══ Provided data ══

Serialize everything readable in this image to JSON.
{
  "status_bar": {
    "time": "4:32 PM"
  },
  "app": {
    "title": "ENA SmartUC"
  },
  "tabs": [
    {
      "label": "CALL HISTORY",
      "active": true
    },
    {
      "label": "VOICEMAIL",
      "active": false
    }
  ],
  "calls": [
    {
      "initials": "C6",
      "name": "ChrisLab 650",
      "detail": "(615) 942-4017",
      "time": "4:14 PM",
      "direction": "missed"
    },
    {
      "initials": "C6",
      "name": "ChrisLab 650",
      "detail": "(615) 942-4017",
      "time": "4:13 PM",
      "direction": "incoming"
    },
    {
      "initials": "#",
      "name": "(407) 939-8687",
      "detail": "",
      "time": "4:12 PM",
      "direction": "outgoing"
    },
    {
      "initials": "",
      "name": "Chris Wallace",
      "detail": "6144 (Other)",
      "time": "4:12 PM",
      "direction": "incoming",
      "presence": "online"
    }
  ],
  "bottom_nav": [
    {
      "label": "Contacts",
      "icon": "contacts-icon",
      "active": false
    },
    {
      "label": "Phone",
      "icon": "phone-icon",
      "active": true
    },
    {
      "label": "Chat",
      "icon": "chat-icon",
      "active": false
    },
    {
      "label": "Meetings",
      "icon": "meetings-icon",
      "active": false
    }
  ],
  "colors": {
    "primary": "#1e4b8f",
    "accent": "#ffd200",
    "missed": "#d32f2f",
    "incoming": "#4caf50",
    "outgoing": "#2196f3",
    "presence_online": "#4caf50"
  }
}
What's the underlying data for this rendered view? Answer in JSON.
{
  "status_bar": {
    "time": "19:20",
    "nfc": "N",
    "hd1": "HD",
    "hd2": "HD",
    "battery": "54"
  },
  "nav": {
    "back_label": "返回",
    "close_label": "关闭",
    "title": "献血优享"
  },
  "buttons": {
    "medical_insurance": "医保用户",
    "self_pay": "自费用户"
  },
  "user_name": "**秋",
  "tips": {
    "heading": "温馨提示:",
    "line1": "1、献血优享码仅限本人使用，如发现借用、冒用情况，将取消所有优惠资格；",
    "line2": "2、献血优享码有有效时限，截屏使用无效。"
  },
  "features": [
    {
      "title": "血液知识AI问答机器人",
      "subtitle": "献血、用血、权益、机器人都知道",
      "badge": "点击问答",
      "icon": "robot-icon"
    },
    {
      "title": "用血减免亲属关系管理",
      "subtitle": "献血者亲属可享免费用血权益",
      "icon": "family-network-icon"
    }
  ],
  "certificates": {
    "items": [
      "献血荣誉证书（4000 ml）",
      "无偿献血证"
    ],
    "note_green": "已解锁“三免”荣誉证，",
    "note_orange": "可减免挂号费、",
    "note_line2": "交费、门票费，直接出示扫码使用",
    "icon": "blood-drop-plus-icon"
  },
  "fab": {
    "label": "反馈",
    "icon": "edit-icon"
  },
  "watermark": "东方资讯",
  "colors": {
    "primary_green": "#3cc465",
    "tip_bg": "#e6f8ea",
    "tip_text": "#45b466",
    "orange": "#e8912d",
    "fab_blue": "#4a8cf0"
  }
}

═══

Your instructions:
Tally the lines of the records holding the word "this", then state only the tally.

Reply:
2